Start GIVEN DATA

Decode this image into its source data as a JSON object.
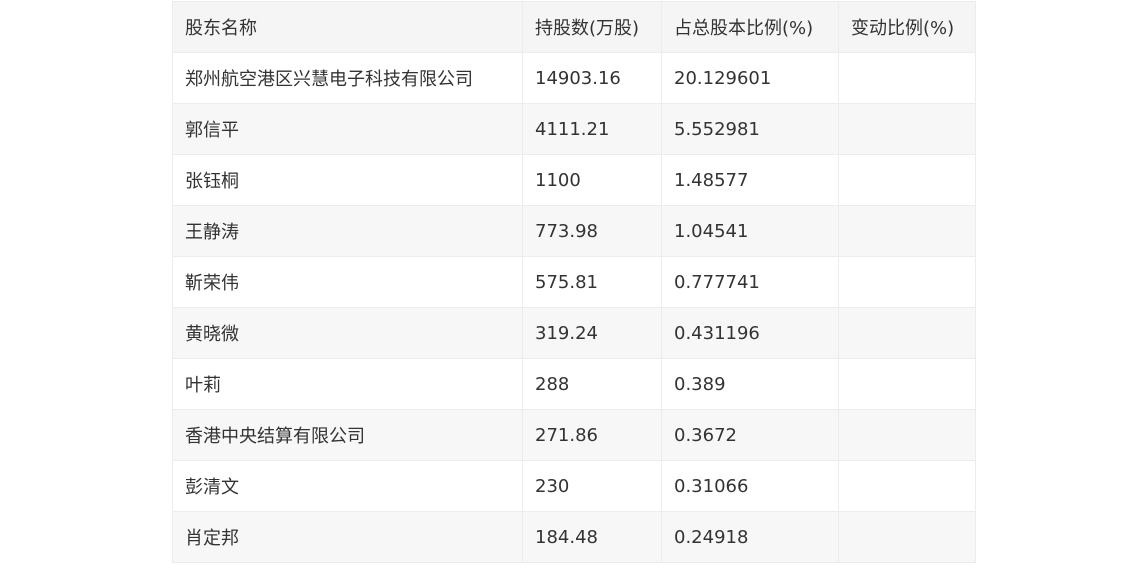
{
  "table": {
    "headers": [
      "股东名称",
      "持股数(万股)",
      "占总股本比例(%)",
      "变动比例(%)"
    ],
    "rows": [
      [
        "郑州航空港区兴慧电子科技有限公司",
        "14903.16",
        "20.129601",
        ""
      ],
      [
        "郭信平",
        "4111.21",
        "5.552981",
        ""
      ],
      [
        "张钰桐",
        "1100",
        "1.48577",
        ""
      ],
      [
        "王静涛",
        "773.98",
        "1.04541",
        ""
      ],
      [
        "靳荣伟",
        "575.81",
        "0.777741",
        ""
      ],
      [
        "黄晓微",
        "319.24",
        "0.431196",
        ""
      ],
      [
        "叶莉",
        "288",
        "0.389",
        ""
      ],
      [
        "香港中央结算有限公司",
        "271.86",
        "0.3672",
        ""
      ],
      [
        "彭清文",
        "230",
        "0.31066",
        ""
      ],
      [
        "肖定邦",
        "184.48",
        "0.24918",
        ""
      ]
    ]
  }
}
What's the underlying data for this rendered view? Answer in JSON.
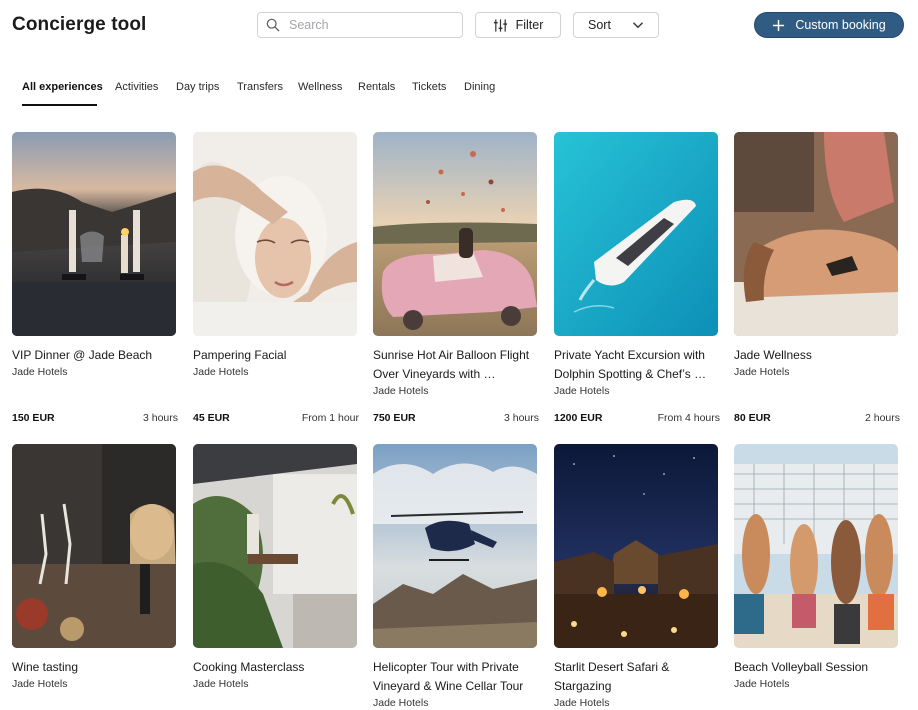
{
  "header": {
    "title": "Concierge tool",
    "search_placeholder": "Search",
    "filter_label": "Filter",
    "sort_label": "Sort",
    "custom_booking_label": "Custom booking",
    "accent_color": "#305b82"
  },
  "tabs": [
    {
      "label": "All experiences",
      "active": true
    },
    {
      "label": "Activities"
    },
    {
      "label": "Day trips"
    },
    {
      "label": "Transfers"
    },
    {
      "label": "Wellness"
    },
    {
      "label": "Rentals"
    },
    {
      "label": "Tickets"
    },
    {
      "label": "Dining"
    }
  ],
  "experiences": [
    {
      "title": "VIP Dinner @ Jade Beach",
      "provider": "Jade Hotels",
      "price": "150 EUR",
      "duration": "3 hours"
    },
    {
      "title": "Pampering Facial",
      "provider": "Jade Hotels",
      "price": "45 EUR",
      "duration": "From 1 hour"
    },
    {
      "title": "Sunrise Hot Air Balloon Flight Over Vineyards with …",
      "provider": "Jade Hotels",
      "price": "750 EUR",
      "duration": "3 hours"
    },
    {
      "title": "Private Yacht Excursion with Dolphin Spotting & Chef’s …",
      "provider": "Jade Hotels",
      "price": "1200 EUR",
      "duration": "From 4 hours"
    },
    {
      "title": "Jade Wellness",
      "provider": "Jade Hotels",
      "price": "80 EUR",
      "duration": "2 hours"
    },
    {
      "title": "Wine tasting",
      "provider": "Jade Hotels"
    },
    {
      "title": "Cooking Masterclass",
      "provider": "Jade Hotels"
    },
    {
      "title": "Helicopter Tour with Private Vineyard & Wine Cellar Tour",
      "provider": "Jade Hotels"
    },
    {
      "title": "Starlit Desert Safari & Stargazing",
      "provider": "Jade Hotels"
    },
    {
      "title": "Beach Volleyball Session",
      "provider": "Jade Hotels"
    }
  ]
}
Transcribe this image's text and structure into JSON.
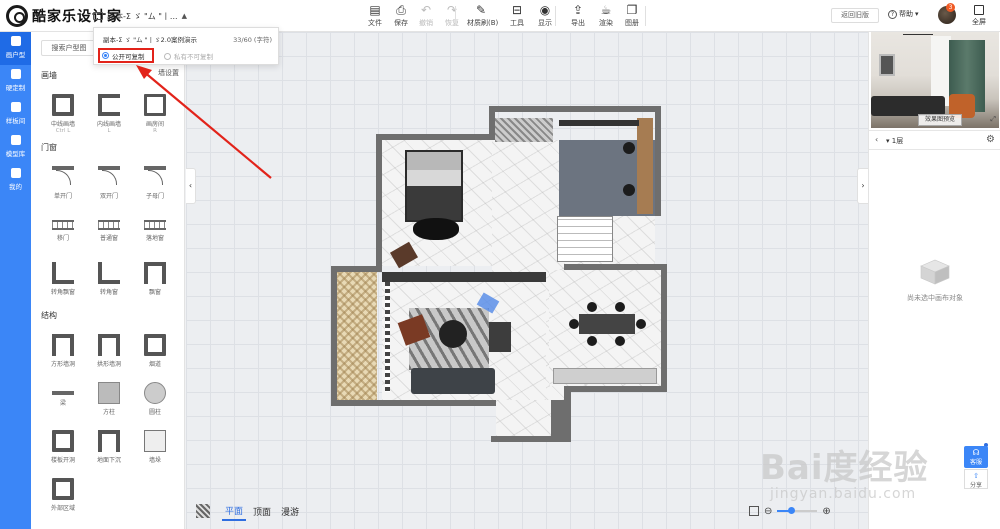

End GIVEN DATA

TASK DETAILS:
Copy out all lines where the word "Wellness" appears.

ANSWER TO THE EXERCISE:
      "label": "Wellness"
      "title": "Jade Wellness",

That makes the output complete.